BEGIN Source passage

LAST EDITED ON 02-17-11 AT 03:42 PM (EST)
Friends and fellow spoilers , it is I again. And, although I am a straight man, I am dodging the US Marshals Office (they have a subpoena for me) so I once again I have to disguise myself as MissyPissy, a trisexual 18YO nymphet. I am writing, naked, skin dewy from ocean spray and a heavy application of coconut oil, in full view of the beach road down below, on the sundeck of my penthouse apartment overlooking an ocean which cannot be named right now due to security concerns. However if I were to look Northwest, and could see several thousand miles, I would be able to see Russia.
For those of you who read last week’s MissyPissy spoilering and might have been concerned about the Feds catching onto my disguise, you should be reassured. If they are all like Phillip, well, dude can’t even find his pants.
And I bring you glad tidings of a spoilering nature. I have it on good authority that Mike’s man crush deepens, and he will be caught by the night shift camera man running his fingers thru the impressive pelt of a slumbering Rooster (aka *Steel Wool). Also, Rooster will decide to go sin ropa (ala Richard Hatch), and no one will notice, although they will ask him why he decided to wear fur overalls in Nicaragua. Fortunately for them, they haven’t a clue. And fortunately for him, the monkeys haven’t noticed him yet.
On to Spoilering:
Clue #1 – Blurring. There will be blurring. This week there will be asscrack blurring, and my source hints at a possible "nip" blur as well. Unfortunately, there is also a possibility of a Phillip "tip" blur, so be prepared for an involuntary gag reflex.
Clue #2 – Reward Challenge. There will be two teams involved and they will struggle mightily against each other, one team will edge out the other and earn a reward for their camp.
Clue #3 – Rob and Russell will be featured. Russell’s baby fat will still be evident, and he will talk about his bitches and how he’s going to run them. Rob will be featured running his mouth, and no one will steal his Boston Red Sox cap. Are there no Yankee fans with balls this year, you ask? The source says no. Neither is there anyone with the snap to realize what that cap would being on EBay.

END Source passage
BEGIN Dataset records

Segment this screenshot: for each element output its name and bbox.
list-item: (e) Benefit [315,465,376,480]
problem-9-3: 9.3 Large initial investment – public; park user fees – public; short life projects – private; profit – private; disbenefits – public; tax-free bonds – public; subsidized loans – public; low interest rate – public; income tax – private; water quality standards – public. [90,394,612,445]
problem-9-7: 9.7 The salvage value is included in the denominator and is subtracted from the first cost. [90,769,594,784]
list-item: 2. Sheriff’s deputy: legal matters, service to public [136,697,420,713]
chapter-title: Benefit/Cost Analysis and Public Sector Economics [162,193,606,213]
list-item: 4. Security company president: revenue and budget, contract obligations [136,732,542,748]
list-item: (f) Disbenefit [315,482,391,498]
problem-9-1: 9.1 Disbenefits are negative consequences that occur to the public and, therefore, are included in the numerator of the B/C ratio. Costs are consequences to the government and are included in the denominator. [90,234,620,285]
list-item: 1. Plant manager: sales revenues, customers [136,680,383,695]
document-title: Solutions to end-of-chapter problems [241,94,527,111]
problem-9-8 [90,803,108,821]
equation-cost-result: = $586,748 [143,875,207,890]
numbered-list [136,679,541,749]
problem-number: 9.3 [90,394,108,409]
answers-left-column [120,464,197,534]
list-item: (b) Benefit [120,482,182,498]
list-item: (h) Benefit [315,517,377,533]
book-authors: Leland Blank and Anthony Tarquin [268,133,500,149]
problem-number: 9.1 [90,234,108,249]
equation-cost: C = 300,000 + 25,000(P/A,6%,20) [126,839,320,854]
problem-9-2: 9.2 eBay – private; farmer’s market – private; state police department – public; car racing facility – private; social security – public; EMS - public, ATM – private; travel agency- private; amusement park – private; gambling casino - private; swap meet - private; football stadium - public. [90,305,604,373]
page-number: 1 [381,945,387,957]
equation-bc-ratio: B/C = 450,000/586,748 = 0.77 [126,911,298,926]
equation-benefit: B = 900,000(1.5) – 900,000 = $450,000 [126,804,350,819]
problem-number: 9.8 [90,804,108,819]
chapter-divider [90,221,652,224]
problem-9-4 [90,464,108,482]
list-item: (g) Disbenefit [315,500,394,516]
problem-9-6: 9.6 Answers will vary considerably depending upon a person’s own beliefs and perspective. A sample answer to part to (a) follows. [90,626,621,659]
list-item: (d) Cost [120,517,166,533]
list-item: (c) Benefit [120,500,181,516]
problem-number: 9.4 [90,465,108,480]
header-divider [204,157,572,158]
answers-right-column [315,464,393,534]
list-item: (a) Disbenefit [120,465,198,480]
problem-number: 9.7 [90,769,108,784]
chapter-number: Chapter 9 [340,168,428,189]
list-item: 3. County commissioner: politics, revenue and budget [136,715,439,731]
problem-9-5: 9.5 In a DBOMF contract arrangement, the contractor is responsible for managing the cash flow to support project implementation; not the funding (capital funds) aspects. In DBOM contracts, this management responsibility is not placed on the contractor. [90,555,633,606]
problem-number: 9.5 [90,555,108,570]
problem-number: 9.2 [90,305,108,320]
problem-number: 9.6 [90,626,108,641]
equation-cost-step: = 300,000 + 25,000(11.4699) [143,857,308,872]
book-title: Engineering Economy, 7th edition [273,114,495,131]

END Dataset records

▸ Required action A:
Using the spoiler post, say whether each statement agrees with it: (i) The writer describes himself as a straight man. (ii) The reward challenge will involve three teams. (iii) Someone will steal Rob's Boston Red Sox cap. Answer yes or no for each and quote the words that decide it.
▸ Required action B:
According to the spoiler post, why does the writer appear again as MissyPissy?

▸ Response box A:
(i) Yes: "although I am a straight man"
(ii) No: "There will be two teams involved"
(iii) No: "no one will steal his Boston Red Sox cap"

▸ Response box B:
The writer is dodging the US Marshals Office, which has a subpoena for him. Because of that, he has to disguise himself as MissyPissy once again.